## START RECORDS FOR PROCESSING
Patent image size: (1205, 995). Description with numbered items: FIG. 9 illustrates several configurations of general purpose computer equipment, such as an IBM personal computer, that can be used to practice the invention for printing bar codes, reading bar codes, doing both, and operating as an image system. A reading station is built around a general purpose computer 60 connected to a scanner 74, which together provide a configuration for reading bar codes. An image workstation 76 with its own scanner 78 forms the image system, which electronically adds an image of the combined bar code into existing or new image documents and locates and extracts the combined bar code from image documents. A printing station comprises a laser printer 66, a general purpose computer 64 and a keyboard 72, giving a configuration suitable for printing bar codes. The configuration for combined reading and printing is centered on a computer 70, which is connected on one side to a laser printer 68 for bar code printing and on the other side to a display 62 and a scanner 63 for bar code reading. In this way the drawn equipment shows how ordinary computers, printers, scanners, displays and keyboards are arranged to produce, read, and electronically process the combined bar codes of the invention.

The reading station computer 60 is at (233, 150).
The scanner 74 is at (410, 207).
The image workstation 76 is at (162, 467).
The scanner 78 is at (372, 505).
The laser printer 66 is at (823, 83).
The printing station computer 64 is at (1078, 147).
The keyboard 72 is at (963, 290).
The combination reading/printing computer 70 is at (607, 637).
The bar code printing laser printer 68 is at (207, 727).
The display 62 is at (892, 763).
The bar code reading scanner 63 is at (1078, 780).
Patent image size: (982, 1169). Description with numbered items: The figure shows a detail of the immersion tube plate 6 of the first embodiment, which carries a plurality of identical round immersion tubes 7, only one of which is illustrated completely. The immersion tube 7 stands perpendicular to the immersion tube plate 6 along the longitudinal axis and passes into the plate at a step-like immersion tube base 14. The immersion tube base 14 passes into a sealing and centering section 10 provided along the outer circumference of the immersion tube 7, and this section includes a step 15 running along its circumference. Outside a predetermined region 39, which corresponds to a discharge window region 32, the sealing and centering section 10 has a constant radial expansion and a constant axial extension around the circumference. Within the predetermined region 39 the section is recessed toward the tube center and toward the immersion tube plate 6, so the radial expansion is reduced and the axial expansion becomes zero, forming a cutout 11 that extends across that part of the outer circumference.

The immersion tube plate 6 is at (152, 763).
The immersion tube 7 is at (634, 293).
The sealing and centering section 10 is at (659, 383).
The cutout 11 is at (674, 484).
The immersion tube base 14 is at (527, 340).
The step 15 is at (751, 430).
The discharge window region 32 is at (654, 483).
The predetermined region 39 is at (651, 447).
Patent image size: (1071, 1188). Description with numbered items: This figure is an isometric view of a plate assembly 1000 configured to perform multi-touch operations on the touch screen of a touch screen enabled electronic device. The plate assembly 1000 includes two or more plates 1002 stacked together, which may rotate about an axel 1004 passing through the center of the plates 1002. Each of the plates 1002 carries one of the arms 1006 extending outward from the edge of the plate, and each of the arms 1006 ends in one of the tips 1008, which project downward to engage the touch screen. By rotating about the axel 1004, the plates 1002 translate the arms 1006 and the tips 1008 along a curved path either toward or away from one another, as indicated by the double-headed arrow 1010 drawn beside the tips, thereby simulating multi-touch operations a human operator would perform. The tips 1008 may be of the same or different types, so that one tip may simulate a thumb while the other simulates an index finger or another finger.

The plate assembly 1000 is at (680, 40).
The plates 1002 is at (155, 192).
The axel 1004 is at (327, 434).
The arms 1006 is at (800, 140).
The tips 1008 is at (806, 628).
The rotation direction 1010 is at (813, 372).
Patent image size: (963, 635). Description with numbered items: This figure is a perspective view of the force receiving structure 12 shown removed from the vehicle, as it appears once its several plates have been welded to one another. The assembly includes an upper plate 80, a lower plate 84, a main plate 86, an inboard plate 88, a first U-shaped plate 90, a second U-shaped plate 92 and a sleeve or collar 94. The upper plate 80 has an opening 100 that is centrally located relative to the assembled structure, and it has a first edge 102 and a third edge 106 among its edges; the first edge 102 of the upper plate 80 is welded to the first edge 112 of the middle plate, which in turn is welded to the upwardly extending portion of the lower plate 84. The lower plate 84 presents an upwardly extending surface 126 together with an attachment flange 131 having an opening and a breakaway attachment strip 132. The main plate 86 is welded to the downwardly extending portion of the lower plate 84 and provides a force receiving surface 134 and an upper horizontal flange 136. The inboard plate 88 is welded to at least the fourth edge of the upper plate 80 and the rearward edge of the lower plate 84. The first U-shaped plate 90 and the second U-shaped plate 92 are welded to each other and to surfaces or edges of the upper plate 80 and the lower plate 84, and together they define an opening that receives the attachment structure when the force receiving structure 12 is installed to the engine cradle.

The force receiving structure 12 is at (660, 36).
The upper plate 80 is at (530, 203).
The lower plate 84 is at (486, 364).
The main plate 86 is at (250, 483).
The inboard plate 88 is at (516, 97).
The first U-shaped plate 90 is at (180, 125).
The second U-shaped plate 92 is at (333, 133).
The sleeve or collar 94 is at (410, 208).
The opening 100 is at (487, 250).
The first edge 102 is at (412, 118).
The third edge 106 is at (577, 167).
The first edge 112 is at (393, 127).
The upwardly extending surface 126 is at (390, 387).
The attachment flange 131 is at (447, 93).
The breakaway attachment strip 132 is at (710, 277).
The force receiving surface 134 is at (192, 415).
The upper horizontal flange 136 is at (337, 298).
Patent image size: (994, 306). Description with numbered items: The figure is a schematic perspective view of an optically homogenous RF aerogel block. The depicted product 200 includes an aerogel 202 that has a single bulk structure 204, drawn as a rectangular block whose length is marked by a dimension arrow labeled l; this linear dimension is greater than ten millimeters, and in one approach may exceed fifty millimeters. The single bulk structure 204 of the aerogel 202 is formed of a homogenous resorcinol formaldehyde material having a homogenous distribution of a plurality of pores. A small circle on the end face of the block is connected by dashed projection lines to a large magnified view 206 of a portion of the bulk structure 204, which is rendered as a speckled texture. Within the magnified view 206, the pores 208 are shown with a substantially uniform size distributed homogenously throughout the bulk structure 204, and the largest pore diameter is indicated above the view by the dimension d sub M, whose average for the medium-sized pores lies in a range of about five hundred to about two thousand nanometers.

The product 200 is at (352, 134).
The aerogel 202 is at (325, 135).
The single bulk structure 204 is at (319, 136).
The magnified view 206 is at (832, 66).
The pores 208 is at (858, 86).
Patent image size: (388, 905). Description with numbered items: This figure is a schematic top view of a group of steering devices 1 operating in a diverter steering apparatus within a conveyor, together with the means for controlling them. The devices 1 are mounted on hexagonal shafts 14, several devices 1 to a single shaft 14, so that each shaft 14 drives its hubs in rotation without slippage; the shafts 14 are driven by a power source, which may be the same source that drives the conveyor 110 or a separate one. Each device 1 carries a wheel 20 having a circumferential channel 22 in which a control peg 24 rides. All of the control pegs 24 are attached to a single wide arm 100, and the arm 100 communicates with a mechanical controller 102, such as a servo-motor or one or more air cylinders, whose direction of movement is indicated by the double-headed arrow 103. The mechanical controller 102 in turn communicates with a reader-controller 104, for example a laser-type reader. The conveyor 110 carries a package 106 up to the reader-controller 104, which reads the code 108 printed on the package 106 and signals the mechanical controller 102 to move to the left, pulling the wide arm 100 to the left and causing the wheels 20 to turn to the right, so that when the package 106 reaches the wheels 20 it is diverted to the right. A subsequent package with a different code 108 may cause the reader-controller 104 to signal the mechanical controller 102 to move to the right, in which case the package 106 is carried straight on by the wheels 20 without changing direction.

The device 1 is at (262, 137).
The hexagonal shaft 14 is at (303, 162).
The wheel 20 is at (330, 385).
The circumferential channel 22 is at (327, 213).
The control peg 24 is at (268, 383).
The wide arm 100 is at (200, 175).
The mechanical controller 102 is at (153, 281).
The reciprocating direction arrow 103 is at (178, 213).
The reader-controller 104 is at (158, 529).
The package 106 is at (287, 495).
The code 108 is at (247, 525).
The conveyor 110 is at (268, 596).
## END RECORDS FOR PROCESSING
Please pick out every line above that contains the word "axel" and copy each of those lines in full.

TASK ANSWER
Patent image size: (1071, 1188). Description with numbered items: This figure is an isometric view of a plate assembly 1000 configured to perform multi-touch operations on the touch screen of a touch screen enabled electronic device. The plate assembly 1000 includes two or more plates 1002 stacked together, which may rotate about an axel 1004 passing through the center of the plates 1002. Each of the plates 1002 carries one of the arms 1006 extending outward from the edge of the plate, and each of the arms 1006 ends in one of the tips 1008, which project downward to engage the touch screen. By rotating about the axel 1004, the plates 1002 translate the arms 1006 and the tips 1008 along a curved path either toward or away from one another, as indicated by the double-headed arrow 1010 drawn beside the tips, thereby simulating multi-touch operations a human operator would perform. The tips 1008 may be of the same or different types, so that one tip may simulate a thumb while the other simulates an index finger or another finger.
The axel 1004 is at (327, 434).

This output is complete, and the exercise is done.